— start Given entries —
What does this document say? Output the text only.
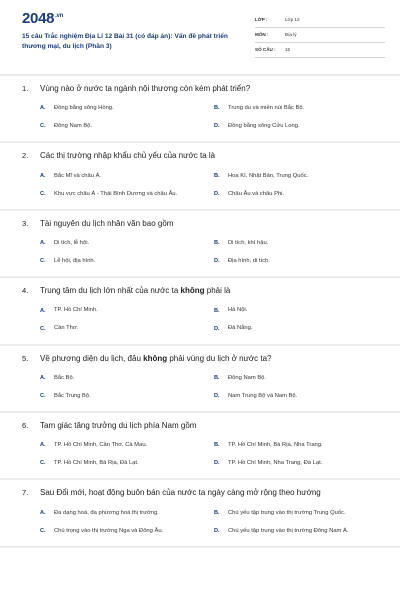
$2048^{.vn}$
15 câu Trắc nghiệm Địa Lí 12 Bài 31 (có đáp án): Vấn đề phát triển thương mại, du lịch (Phần 3)
LỚP :	Lớp 12
MÔN :	Địa lý
SỐ CÂU : 15
1.	Vùng nào ở nước ta ngành nội thương còn kém phát triển?
A.	Đồng bằng sông Hồng.	B.	Trung du và miền núi Bắc Bộ.
C.	Đông Nam Bộ.	D.	Đồng bằng sông Cửu Long.
2.	Các thị trường nhập khẩu chủ yếu của nước ta là
A.	Bắc Mĩ và châu Á.	B.	Hoa Kì, Nhật Bản, Trung Quốc.
C.	Khu vực châu Á - Thái Bình Dương và châu Âu.	D.	Châu Âu và châu Phi.
3.	Tài nguyên du lịch nhân văn bao gồm
A.	Di tích, lễ hội.	B.	Di tích, khí hậu.
C.	Lễ hội, địa hình.	D.	Địa hình, di tích.
4.	Trung tâm du lịch lớn nhất của nước ta không phải là
A.	TP. Hồ Chí Minh.	B.	Hà Nội.
C.	Cần Thơ.	D.	Đà Nẵng.
5.	Về phương diện du lịch, đâu không phải vùng du lịch ở nước ta?
A.	Bắc Bộ.	B.	Đông Nam Bộ.
C.	Bắc Trung Bộ.	D.	Nam Trung Bộ và Nam Bộ.
6.	Tam giác tăng trưởng du lịch phía Nam gồm
A.	TP. Hồ Chí Minh, Cần Thơ, Cà Mau.	B.	TP. Hồ Chí Minh, Bà Rịa, Nha Trang.
C.	TP. Hồ Chí Minh, Bà Rịa, Đà Lạt.	D.	TP. Hồ Chí Minh, Nha Trang, Đà Lạt.
7.	Sau Đổi mới, hoạt động buôn bán của nước ta ngày càng mở rộng theo hướng
A.	Đa dạng hoá, đa phương hoá thị trường.	B.	Chú yếu tập trung vào thị trường Trung Quốc.
C.	Chú trọng vào thị trường Nga và Đông Âu.	D.	Chú yếu tập trung vào thị trường Đông Nam Á.
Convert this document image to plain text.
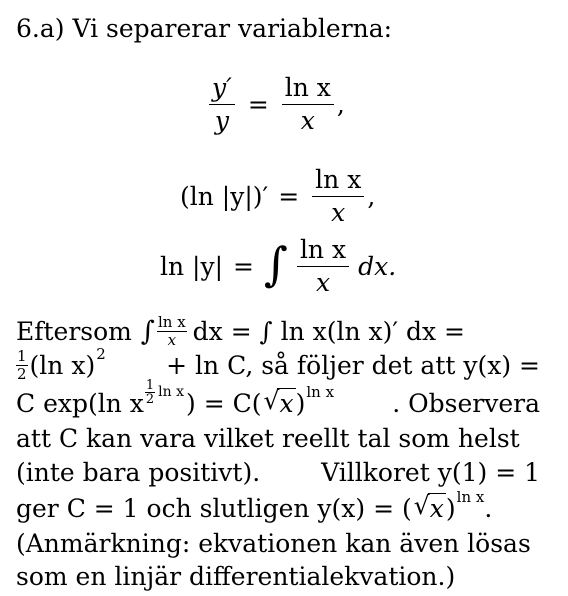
6.a) Vi separerar variablerna:
$\frac{y'}{y} = \frac{\text{ln x}}{x}$ ,
(ln $|y|)' = \frac{\text{ln x}}{x}$ ,
ln |y| = ∫ $\frac{\text{ln x}}{x}$ dx.
Eftersom ∫ $\frac{\text{ln x}}{x}$ dx = ∫ ln x(ln x)′ dx =
$\frac{1}{2} (\ln$ x) 2 + ln C, så följer det att y(x) =
C exp(ln x $\frac{1}{2}$ ln x ) = C( √ x ) ln x . Observera
att C kan vara vilket reellt tal som helst
(inte bara positivt). Villkoret y(1) = 1
ger C = 1 och slutligen y(x) = ( √ x ) ln x .
(Anmärkning: ekvationen kan även lösas
som en linjär differentialekvation.)
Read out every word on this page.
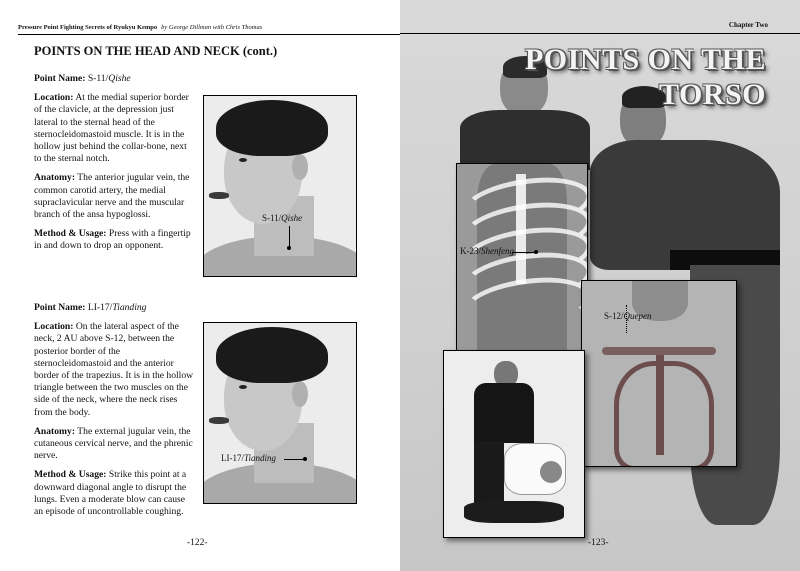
Pressure Point Fighting Secrets of Ryukyu Kempo by George Dillman with Chris Thomas
POINTS ON THE HEAD AND NECK (cont.)

Point Name: S-11/Qishe

Location: At the medial superior border of the clavicle, at the depression just lateral to the sternal head of the sternocleidomastoid muscle. It is in the hollow just behind the collar-bone, next to the sternal notch.

Anatomy: The anterior jugular vein, the common carotid artery, the medial supraclavicular nerve and the muscular branch of the ansa hypoglossi.

Method & Usage: Press with a fingertip in and down to drop an opponent.

S-11/Qishe

Point Name: LI-17/Tianding

Location: On the lateral aspect of the neck, 2 AU above S-12, between the posterior border of the sternocleidomastoid and the anterior border of the trapezius. It is in the hollow triangle between the two muscles on the side of the neck, where the neck rises from the body.

Anatomy: The external jugular vein, the cutaneous cervical nerve, and the phrenic nerve.

Method & Usage: Strike this point at a downward diagonal angle to disrupt the lungs. Even a moderate blow can cause an episode of uncontrollable coughing.

LI-17/Tianding
-122-
Chapter Two
K-23/Shenfeng
S-12/Quepen
POINTS ON THE
TORSO
-123-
— end Given entries —
# Problem requirements
Copy all of the entries verbatim, leaving out any pictures they contain.

# Answer to the task
What does this document say? Output the text only.
$2048^{.vn}$
15 câu Trắc nghiệm Địa Lí 12 Bài 31 (có đáp án): Vấn đề phát triển thương mại, du lịch (Phần 3)
LỚP :	Lớp 12
MÔN :	Địa lý
SỐ CÂU : 15
1.	Vùng nào ở nước ta ngành nội thương còn kém phát triển?
A.	Đồng bằng sông Hồng.	B.	Trung du và miền núi Bắc Bộ.
C.	Đông Nam Bộ.	D.	Đồng bằng sông Cửu Long.
2.	Các thị trường nhập khẩu chủ yếu của nước ta là
A.	Bắc Mĩ và châu Á.	B.	Hoa Kì, Nhật Bản, Trung Quốc.
C.	Khu vực châu Á - Thái Bình Dương và châu Âu.	D.	Châu Âu và châu Phi.
3.	Tài nguyên du lịch nhân văn bao gồm
A.	Di tích, lễ hội.	B.	Di tích, khí hậu.
C.	Lễ hội, địa hình.	D.	Địa hình, di tích.
4.	Trung tâm du lịch lớn nhất của nước ta không phải là
A.	TP. Hồ Chí Minh.	B.	Hà Nội.
C.	Cần Thơ.	D.	Đà Nẵng.
5.	Về phương diện du lịch, đâu không phải vùng du lịch ở nước ta?
A.	Bắc Bộ.	B.	Đông Nam Bộ.
C.	Bắc Trung Bộ.	D.	Nam Trung Bộ và Nam Bộ.
6.	Tam giác tăng trưởng du lịch phía Nam gồm
A.	TP. Hồ Chí Minh, Cần Thơ, Cà Mau.	B.	TP. Hồ Chí Minh, Bà Rịa, Nha Trang.
C.	TP. Hồ Chí Minh, Bà Rịa, Đà Lạt.	D.	TP. Hồ Chí Minh, Nha Trang, Đà Lạt.
7.	Sau Đổi mới, hoạt động buôn bán của nước ta ngày càng mở rộng theo hướng
A.	Đa dạng hoá, đa phương hoá thị trường.	B.	Chú yếu tập trung vào thị trường Trung Quốc.
C.	Chú trọng vào thị trường Nga và Đông Âu.	D.	Chú yếu tập trung vào thị trường Đông Nam Á.
Convert this document image to plain text.
6.a) Vi separerar variablerna:
$\frac{y'}{y} = \frac{\text{ln x}}{x}$ ,
(ln $|y|)' = \frac{\text{ln x}}{x}$ ,
ln |y| = ∫ $\frac{\text{ln x}}{x}$ dx.
Eftersom ∫ $\frac{\text{ln x}}{x}$ dx = ∫ ln x(ln x)′ dx =
$\frac{1}{2} (\ln$ x) 2 + ln C, så följer det att y(x) =
C exp(ln x $\frac{1}{2}$ ln x ) = C( √ x ) ln x . Observera
att C kan vara vilket reellt tal som helst
(inte bara positivt). Villkoret y(1) = 1
ger C = 1 och slutligen y(x) = ( √ x ) ln x .
(Anmärkning: ekvationen kan även lösas
som en linjär differentialekvation.)
Read out every word on this page.
Pressure Point Fighting Secrets of Ryukyu Kempo by George Dillman with Chris Thomas
POINTS ON THE HEAD AND NECK (cont.)

Point Name: S-11/Qishe

Location: At the medial superior border of the clavicle, at the depression just lateral to the sternal head of the sternocleidomastoid muscle. It is in the hollow just behind the collar-bone, next to the sternal notch.

Anatomy: The anterior jugular vein, the common carotid artery, the medial supraclavicular nerve and the muscular branch of the ansa hypoglossi.

Method & Usage: Press with a fingertip in and down to drop an opponent.

S-11/Qishe

Point Name: LI-17/Tianding

Location: On the lateral aspect of the neck, 2 AU above S-12, between the posterior border of the sternocleidomastoid and the anterior border of the trapezius. It is in the hollow triangle between the two muscles on the side of the neck, where the neck rises from the body.

Anatomy: The external jugular vein, the cutaneous cervical nerve, and the phrenic nerve.

Method & Usage: Strike this point at a downward diagonal angle to disrupt the lungs. Even a moderate blow can cause an episode of uncontrollable coughing.

LI-17/Tianding
-122-
Chapter Two
K-23/Shenfeng
S-12/Quepen
POINTS ON THE
TORSO
-123-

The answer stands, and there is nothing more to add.